Quote only the lines that start at the line with "Reverse-engineer this chart into JSON." and run to the end of the entries; omit the pictures.

━━━ RECORDS

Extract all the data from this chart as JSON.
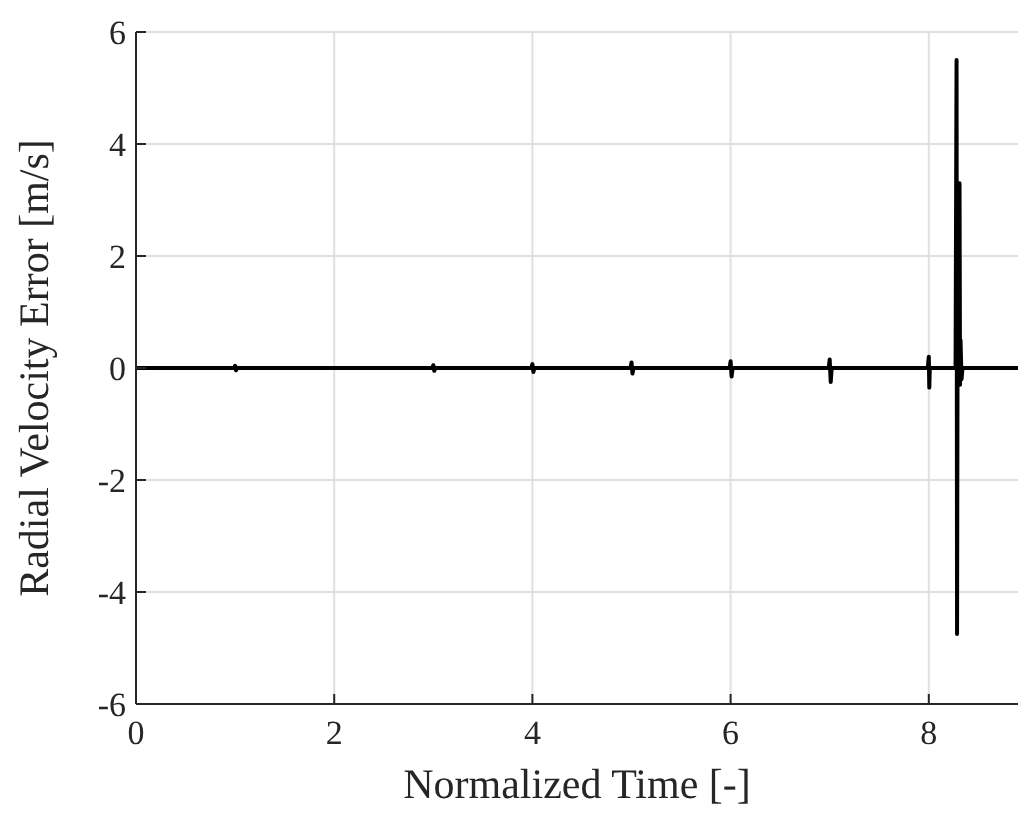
{
  "chart_data": {
    "type": "line",
    "xlabel": "Normalized Time [-]",
    "ylabel": "Radial Velocity Error [m/s]",
    "x": [
      0,
      0.99,
      1,
      1.01,
      1.02,
      2.99,
      3,
      3.01,
      3.02,
      3.99,
      4,
      4.01,
      4.02,
      4.99,
      5,
      5.01,
      5.02,
      5.99,
      6,
      6.01,
      6.02,
      6.99,
      7,
      7.01,
      7.02,
      7.99,
      8,
      8.005,
      8.01,
      8.27,
      8.28,
      8.285,
      8.29,
      8.31,
      8.315,
      8.32,
      8.33,
      8.34,
      8.9
    ],
    "series": [
      {
        "color": "#000000",
        "values": [
          0,
          0,
          0.04,
          -0.04,
          0,
          0,
          0.05,
          -0.05,
          0,
          0,
          0.07,
          -0.07,
          0,
          0,
          0.1,
          -0.1,
          0,
          0,
          0.12,
          -0.15,
          0,
          0,
          0.15,
          -0.25,
          0,
          0,
          0.2,
          -0.35,
          0,
          0,
          5.5,
          -4.75,
          0.2,
          3.3,
          -0.3,
          0.5,
          -0.2,
          0,
          0
        ]
      }
    ],
    "xlim": [
      0,
      8.9
    ],
    "ylim": [
      -6,
      6
    ],
    "xticks": [
      0,
      2,
      4,
      6,
      8
    ],
    "yticks": [
      -6,
      -4,
      -2,
      0,
      2,
      4,
      6
    ],
    "grid": true,
    "marker": "none",
    "line_style": "solid"
  }
}
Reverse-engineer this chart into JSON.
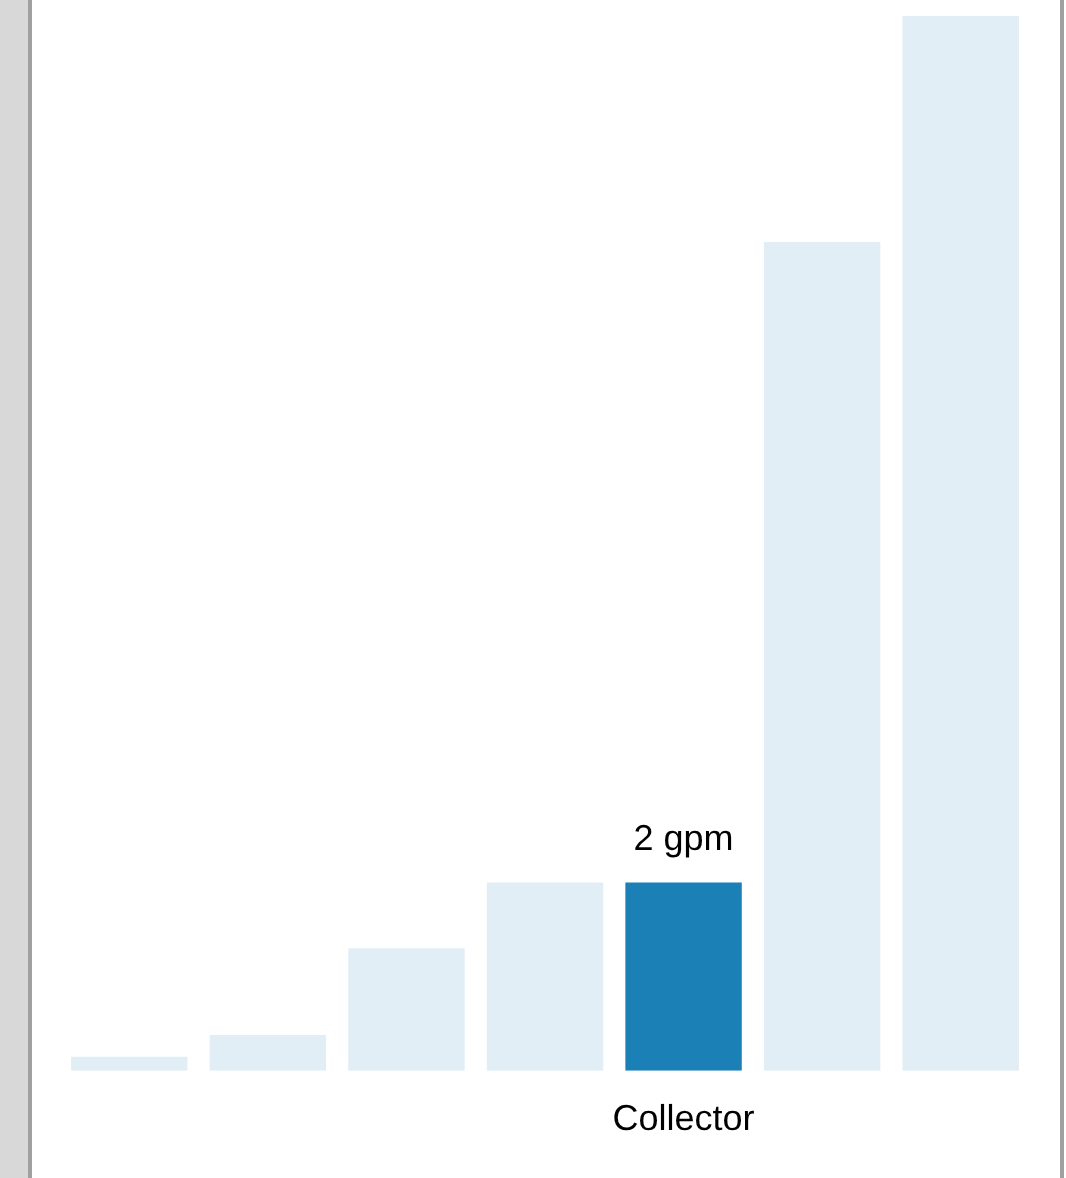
{
  "chart_data": {
    "type": "bar",
    "categories": [
      null,
      null,
      null,
      null,
      "Collector",
      null,
      null
    ],
    "values": [
      0.15,
      0.38,
      1.3,
      2,
      2,
      8.8,
      11.2
    ],
    "colors": [
      "#e1eef5",
      "#e1eef5",
      "#e1eef5",
      "#e1eef5",
      "#1a80b6",
      "#e1eef5",
      "#e1eef5"
    ],
    "value_labels": [
      null,
      null,
      null,
      null,
      "2 gpm",
      null,
      null
    ],
    "ylim": [
      0,
      11.2
    ],
    "grid": false,
    "legend": false
  }
}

━━━━━━

### ANSWER TO THE TASK
Reverse-engineer this chart into JSON.
{
  "chart_data": {
    "type": "bar",
    "categories": [
      null,
      null,
      null,
      null,
      "Collector",
      null,
      null
    ],
    "values": [
      0.15,
      0.38,
      1.3,
      2,
      2,
      8.8,
      11.2
    ],
    "colors": [
      "#e1eef5",
      "#e1eef5",
      "#e1eef5",
      "#e1eef5",
      "#1a80b6",
      "#e1eef5",
      "#e1eef5"
    ],
    "value_labels": [
      null,
      null,
      null,
      null,
      "2 gpm",
      null,
      null
    ],
    "ylim": [
      0,
      11.2
    ],
    "grid": false,
    "legend": false
  }
}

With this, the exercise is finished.